── Supplied material ──

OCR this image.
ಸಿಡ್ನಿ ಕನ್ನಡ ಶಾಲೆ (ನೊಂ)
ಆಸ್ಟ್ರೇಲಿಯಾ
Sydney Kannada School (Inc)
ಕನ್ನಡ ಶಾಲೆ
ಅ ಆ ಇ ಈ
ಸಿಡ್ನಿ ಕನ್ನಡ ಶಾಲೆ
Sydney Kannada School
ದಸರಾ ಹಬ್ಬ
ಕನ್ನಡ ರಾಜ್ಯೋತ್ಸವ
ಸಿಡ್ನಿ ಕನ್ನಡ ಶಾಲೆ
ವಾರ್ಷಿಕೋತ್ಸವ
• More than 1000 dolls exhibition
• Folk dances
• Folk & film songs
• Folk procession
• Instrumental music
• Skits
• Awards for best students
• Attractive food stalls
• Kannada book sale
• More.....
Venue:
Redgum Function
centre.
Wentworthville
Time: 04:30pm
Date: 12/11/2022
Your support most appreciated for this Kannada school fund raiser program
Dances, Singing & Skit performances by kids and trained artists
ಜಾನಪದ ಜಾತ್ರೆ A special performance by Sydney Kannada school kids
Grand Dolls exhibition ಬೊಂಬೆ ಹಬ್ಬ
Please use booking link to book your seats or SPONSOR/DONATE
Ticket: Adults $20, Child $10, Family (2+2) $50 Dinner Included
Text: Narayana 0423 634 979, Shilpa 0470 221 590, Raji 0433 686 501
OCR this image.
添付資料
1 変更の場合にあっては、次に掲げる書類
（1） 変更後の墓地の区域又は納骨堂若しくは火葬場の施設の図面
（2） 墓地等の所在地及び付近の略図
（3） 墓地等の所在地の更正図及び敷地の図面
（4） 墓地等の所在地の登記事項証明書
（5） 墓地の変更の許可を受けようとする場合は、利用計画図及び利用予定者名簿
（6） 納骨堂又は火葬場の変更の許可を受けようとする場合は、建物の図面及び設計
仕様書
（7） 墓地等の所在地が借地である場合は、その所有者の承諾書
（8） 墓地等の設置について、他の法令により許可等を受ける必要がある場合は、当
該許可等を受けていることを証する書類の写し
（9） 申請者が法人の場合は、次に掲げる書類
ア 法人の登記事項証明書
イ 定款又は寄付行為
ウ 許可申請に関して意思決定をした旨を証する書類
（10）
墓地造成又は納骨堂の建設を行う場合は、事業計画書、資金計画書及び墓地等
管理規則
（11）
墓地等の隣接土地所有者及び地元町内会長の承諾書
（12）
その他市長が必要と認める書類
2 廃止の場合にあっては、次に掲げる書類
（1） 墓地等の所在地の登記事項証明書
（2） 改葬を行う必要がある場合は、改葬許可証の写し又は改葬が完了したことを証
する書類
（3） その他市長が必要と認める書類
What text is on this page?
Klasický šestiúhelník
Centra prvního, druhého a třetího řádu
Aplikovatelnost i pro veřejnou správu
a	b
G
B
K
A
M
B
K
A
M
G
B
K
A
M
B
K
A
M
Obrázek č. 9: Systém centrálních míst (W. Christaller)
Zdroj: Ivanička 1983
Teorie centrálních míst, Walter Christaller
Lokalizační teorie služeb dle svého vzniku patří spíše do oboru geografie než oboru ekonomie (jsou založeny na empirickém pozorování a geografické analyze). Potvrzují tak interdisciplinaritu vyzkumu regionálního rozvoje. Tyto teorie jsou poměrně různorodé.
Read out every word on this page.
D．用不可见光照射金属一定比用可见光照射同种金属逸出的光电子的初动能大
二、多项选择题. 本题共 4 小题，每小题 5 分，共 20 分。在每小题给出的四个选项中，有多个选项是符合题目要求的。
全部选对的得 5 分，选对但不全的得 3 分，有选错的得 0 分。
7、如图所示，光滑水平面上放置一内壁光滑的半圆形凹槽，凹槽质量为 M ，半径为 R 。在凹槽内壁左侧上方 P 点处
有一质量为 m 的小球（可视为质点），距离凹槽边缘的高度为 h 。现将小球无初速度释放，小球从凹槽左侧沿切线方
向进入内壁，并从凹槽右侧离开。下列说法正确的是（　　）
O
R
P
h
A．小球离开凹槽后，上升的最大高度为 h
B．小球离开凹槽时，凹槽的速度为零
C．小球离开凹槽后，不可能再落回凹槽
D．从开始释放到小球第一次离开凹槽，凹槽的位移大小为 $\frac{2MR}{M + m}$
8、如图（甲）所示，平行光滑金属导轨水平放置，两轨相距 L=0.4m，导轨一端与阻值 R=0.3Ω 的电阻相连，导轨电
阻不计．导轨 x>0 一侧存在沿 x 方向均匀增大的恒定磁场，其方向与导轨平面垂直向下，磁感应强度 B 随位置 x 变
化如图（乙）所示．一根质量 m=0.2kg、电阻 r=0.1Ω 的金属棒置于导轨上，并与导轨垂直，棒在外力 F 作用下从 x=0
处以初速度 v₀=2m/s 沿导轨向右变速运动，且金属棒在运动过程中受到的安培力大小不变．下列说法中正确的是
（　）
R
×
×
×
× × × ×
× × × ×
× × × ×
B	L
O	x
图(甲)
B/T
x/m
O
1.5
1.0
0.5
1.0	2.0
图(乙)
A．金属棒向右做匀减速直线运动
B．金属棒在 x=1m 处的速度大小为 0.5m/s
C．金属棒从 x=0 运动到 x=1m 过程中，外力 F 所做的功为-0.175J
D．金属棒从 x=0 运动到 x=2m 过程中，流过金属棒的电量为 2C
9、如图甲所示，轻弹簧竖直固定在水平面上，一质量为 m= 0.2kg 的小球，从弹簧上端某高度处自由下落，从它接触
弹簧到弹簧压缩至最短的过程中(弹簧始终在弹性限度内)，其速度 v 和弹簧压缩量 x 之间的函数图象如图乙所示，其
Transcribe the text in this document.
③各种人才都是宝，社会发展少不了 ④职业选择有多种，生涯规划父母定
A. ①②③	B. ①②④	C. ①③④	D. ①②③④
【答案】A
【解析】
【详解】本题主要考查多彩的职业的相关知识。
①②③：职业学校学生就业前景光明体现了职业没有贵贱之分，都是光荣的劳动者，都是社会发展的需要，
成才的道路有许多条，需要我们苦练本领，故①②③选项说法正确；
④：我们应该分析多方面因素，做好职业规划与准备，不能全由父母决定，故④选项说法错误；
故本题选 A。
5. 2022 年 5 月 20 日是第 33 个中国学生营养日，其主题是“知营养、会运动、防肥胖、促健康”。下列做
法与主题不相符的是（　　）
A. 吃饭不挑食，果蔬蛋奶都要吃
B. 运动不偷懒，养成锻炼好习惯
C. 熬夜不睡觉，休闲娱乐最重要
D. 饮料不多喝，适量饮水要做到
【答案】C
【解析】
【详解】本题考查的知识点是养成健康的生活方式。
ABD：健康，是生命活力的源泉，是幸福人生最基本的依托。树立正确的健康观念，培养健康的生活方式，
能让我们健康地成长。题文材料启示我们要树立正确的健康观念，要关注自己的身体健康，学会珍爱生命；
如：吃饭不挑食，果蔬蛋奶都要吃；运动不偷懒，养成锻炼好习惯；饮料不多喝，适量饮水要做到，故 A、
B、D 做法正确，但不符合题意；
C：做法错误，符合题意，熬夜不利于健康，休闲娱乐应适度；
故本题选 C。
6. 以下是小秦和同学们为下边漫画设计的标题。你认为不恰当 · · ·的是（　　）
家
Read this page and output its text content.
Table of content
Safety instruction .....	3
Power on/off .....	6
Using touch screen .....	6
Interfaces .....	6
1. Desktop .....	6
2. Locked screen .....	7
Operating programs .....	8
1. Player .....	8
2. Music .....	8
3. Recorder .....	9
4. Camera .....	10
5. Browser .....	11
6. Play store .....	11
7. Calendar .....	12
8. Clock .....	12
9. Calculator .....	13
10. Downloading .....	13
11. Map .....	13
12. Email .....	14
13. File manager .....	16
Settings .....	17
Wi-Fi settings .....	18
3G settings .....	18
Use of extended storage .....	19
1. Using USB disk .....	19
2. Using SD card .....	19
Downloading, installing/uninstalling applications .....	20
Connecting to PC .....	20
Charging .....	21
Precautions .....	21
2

───

Given instruction |
Gather up the lines containing the word "适量饮水要做到" from these records and copy them.

Final result |
D. 饮料不多喝，适量饮水要做到
如：吃饭不挑食，果蔬蛋奶都要吃；运动不偷懒，养成锻炼好习惯；饮料不多喝，适量饮水要做到，故 A、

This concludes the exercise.